▸ INFORMATION SUPPLIED

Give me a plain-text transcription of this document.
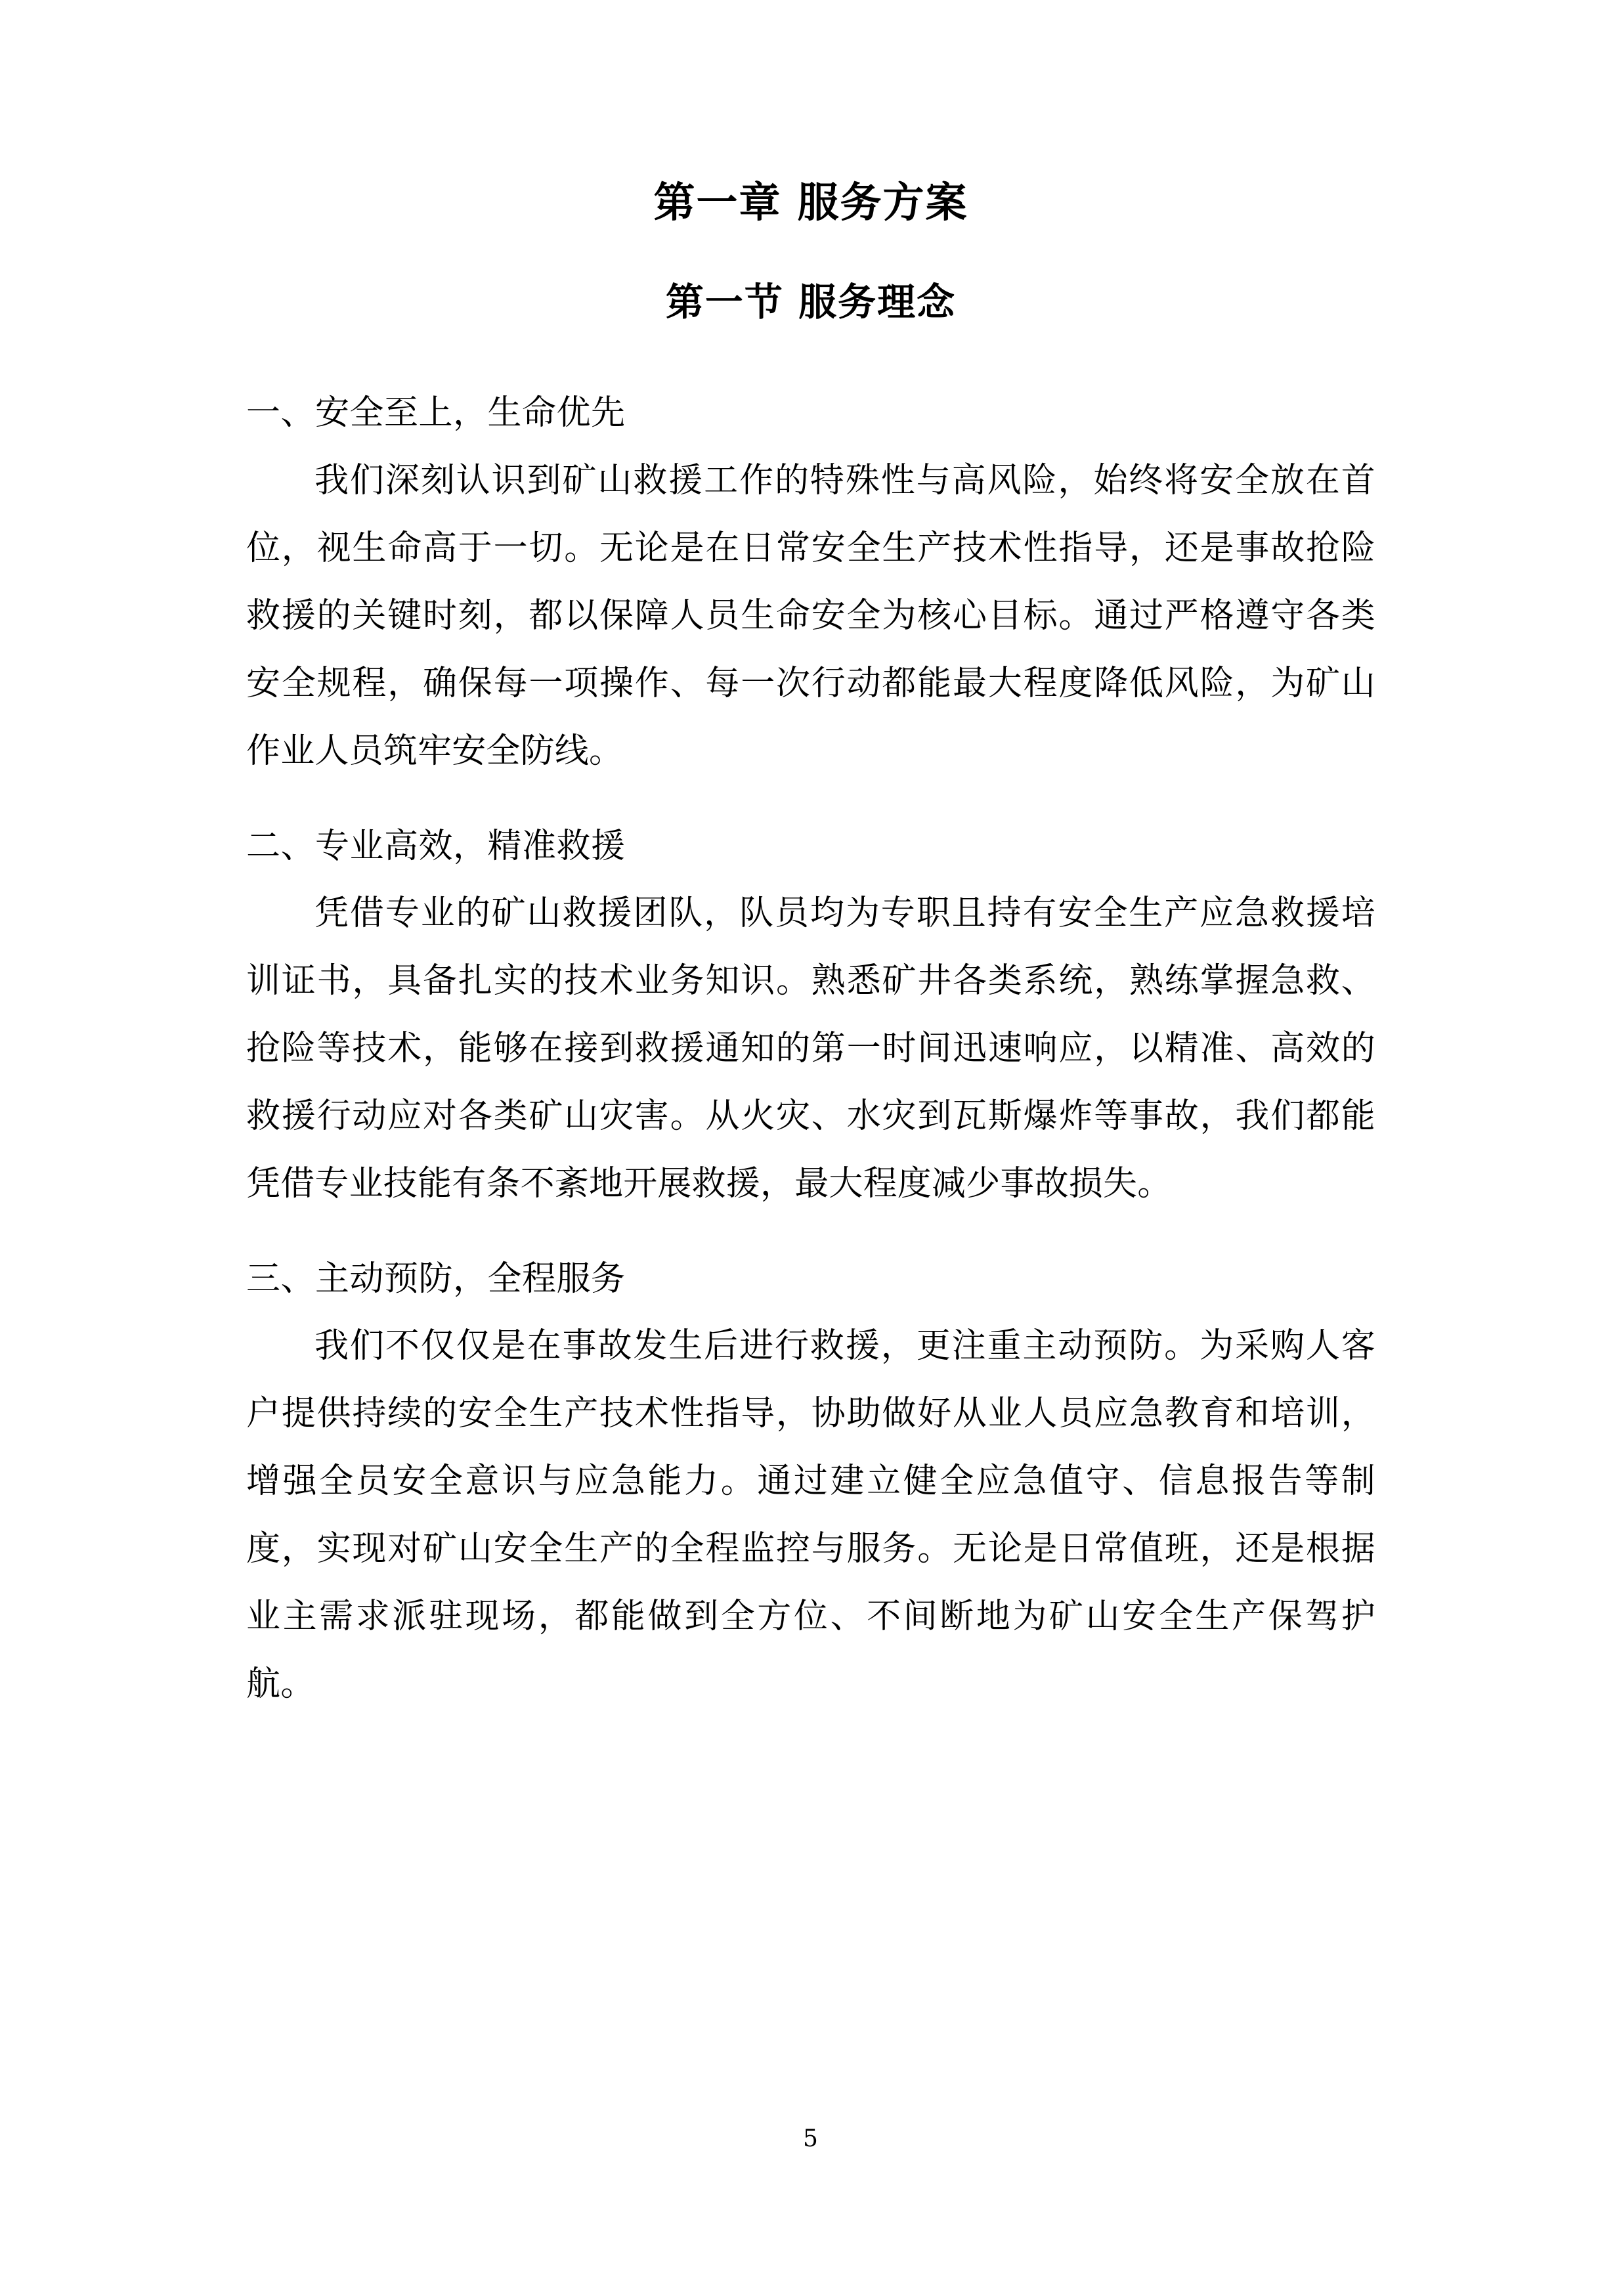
第一章 服务方案
第一节 服务理念
一、安全至上，生命优先

我们深刻认识到矿山救援工作的特殊性与高风险，始终将安全放在首位，视生命高于一切。无论是在日常安全生产技术性指导，还是事故抢险救援的关键时刻，都以保障人员生命安全为核心目标。通过严格遵守各类安全规程，确保每一项操作、每一次行动都能最大程度降低风险，为矿山作业人员筑牢安全防线。

二、专业高效，精准救援

凭借专业的矿山救援团队，队员均为专职且持有安全生产应急救援培训证书，具备扎实的技术业务知识。熟悉矿井各类系统，熟练掌握急救、抢险等技术，能够在接到救援通知的第一时间迅速响应，以精准、高效的救援行动应对各类矿山灾害。从火灾、水灾到瓦斯爆炸等事故，我们都能凭借专业技能有条不紊地开展救援，最大程度减少事故损失。

三、主动预防，全程服务

我们不仅仅是在事故发生后进行救援，更注重主动预防。为采购人客户提供持续的安全生产技术性指导，协助做好从业人员应急教育和培训，增强全员安全意识与应急能力。通过建立健全应急值守、信息报告等制度，实现对矿山安全生产的全程监控与服务。无论是日常值班，还是根据业主需求派驻现场，都能做到全方位、不间断地为矿山安全生产保驾护航。

5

▸ WRITTEN REQUEST
Repeat the material above in full and exactly, omitting the pictures.

▸ THE OUTPUT
Give me a plain-text transcription of this document.
第一章 服务方案
第一节 服务理念
一、安全至上，生命优先

我们深刻认识到矿山救援工作的特殊性与高风险，始终将安全放在首位，视生命高于一切。无论是在日常安全生产技术性指导，还是事故抢险救援的关键时刻，都以保障人员生命安全为核心目标。通过严格遵守各类安全规程，确保每一项操作、每一次行动都能最大程度降低风险，为矿山作业人员筑牢安全防线。

二、专业高效，精准救援

凭借专业的矿山救援团队，队员均为专职且持有安全生产应急救援培训证书，具备扎实的技术业务知识。熟悉矿井各类系统，熟练掌握急救、抢险等技术，能够在接到救援通知的第一时间迅速响应，以精准、高效的救援行动应对各类矿山灾害。从火灾、水灾到瓦斯爆炸等事故，我们都能凭借专业技能有条不紊地开展救援，最大程度减少事故损失。

三、主动预防，全程服务

我们不仅仅是在事故发生后进行救援，更注重主动预防。为采购人客户提供持续的安全生产技术性指导，协助做好从业人员应急教育和培训，增强全员安全意识与应急能力。通过建立健全应急值守、信息报告等制度，实现对矿山安全生产的全程监控与服务。无论是日常值班，还是根据业主需求派驻现场，都能做到全方位、不间断地为矿山安全生产保驾护航。

5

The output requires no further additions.